Aim of the task: Check each statement against the passage on Velie and radio news. Answer yes or no and quote the deciding words. 1. Velie and Blackburn debated whether to add a print product. 2. Velie turned to radio in January 2008. 3. Velie was paid for the radio news work from the start.

Source passage:
_____

Recognizing that the digital realm was “the future of journalism,” there was never any debate by Velie or Blackburn over whether to add the overhead of a print product. But with no tangible item to announce its presence, Velie had to find some way beyond word-of-mouth to drive traffic. In January 2008, with a slim-to-none marketing budget, Velie turned to another struggling medium: radio.
“Some stations can’t afford daily news segments,” Velie explains. “We’re trying to make a deal where we can sell news to radio stations, thirty-second news segments, or we can write to whatever they need. At first I was doing it for free, but it’s developed into a new way to make online media have income.”
The radio news segments vary in content. Some of the segments are driven by CCN-reported stories, others are more typical radio appearances talking about recent news stories in the area.

_____

Collected material:
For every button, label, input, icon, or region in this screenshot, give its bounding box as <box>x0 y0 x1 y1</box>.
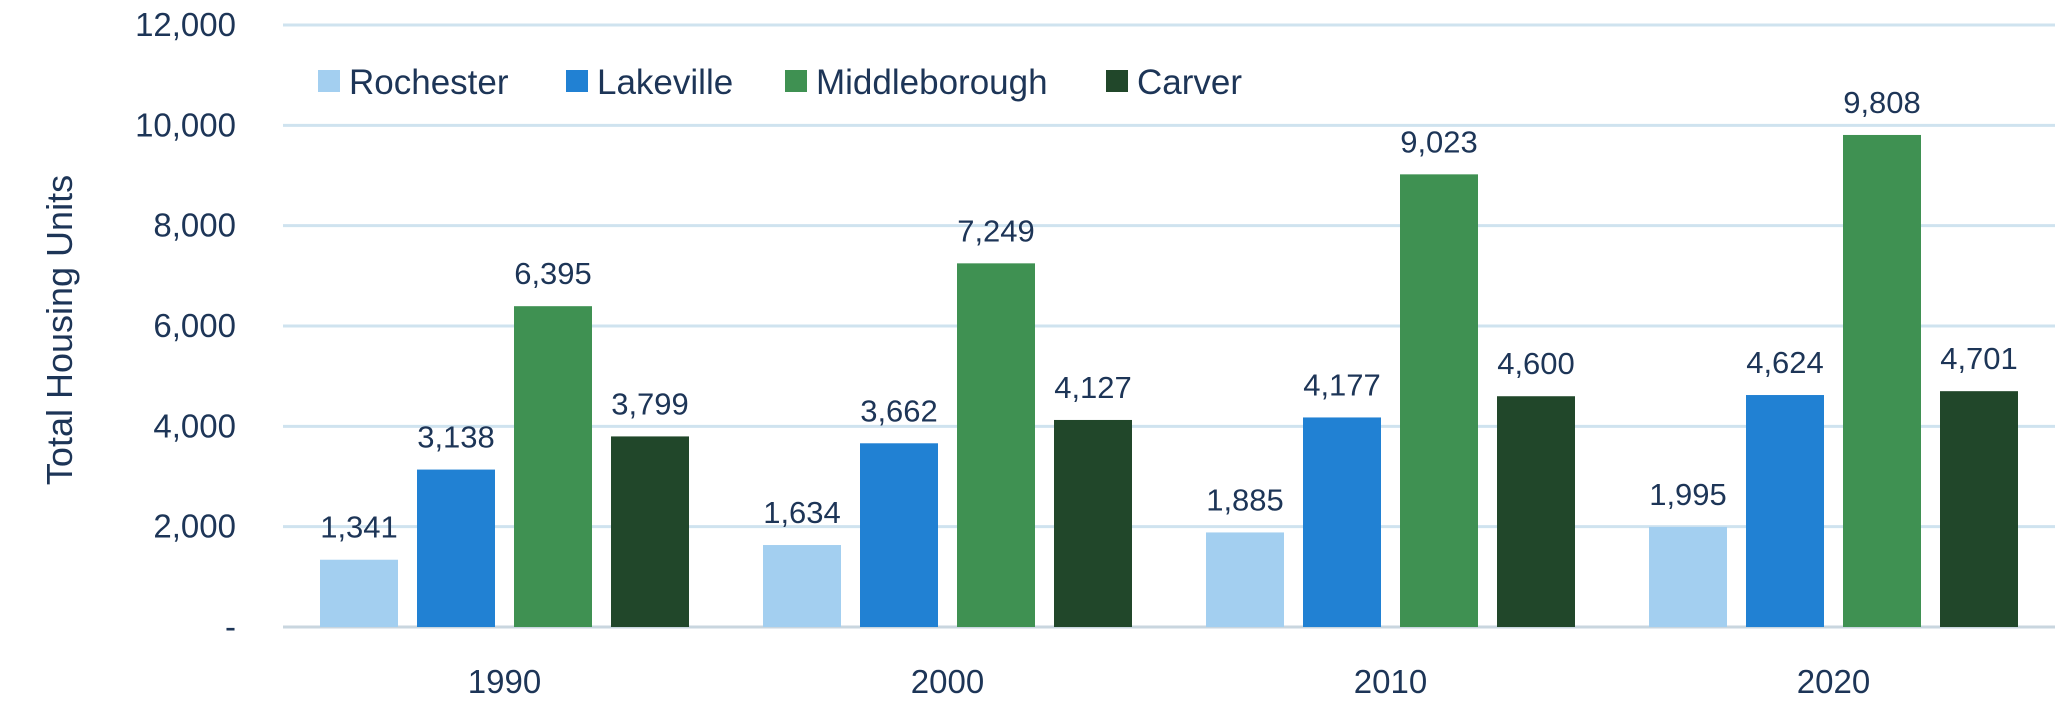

_____

Task solution:
1. No: "there was never any debate by Velie or Blackburn over whether to add the overhead of a print product."
2. Yes: "In January 2008, with a slim-to-none marketing budget, Velie turned to another struggling medium: radio."
3. No: "At first I was doing it for free"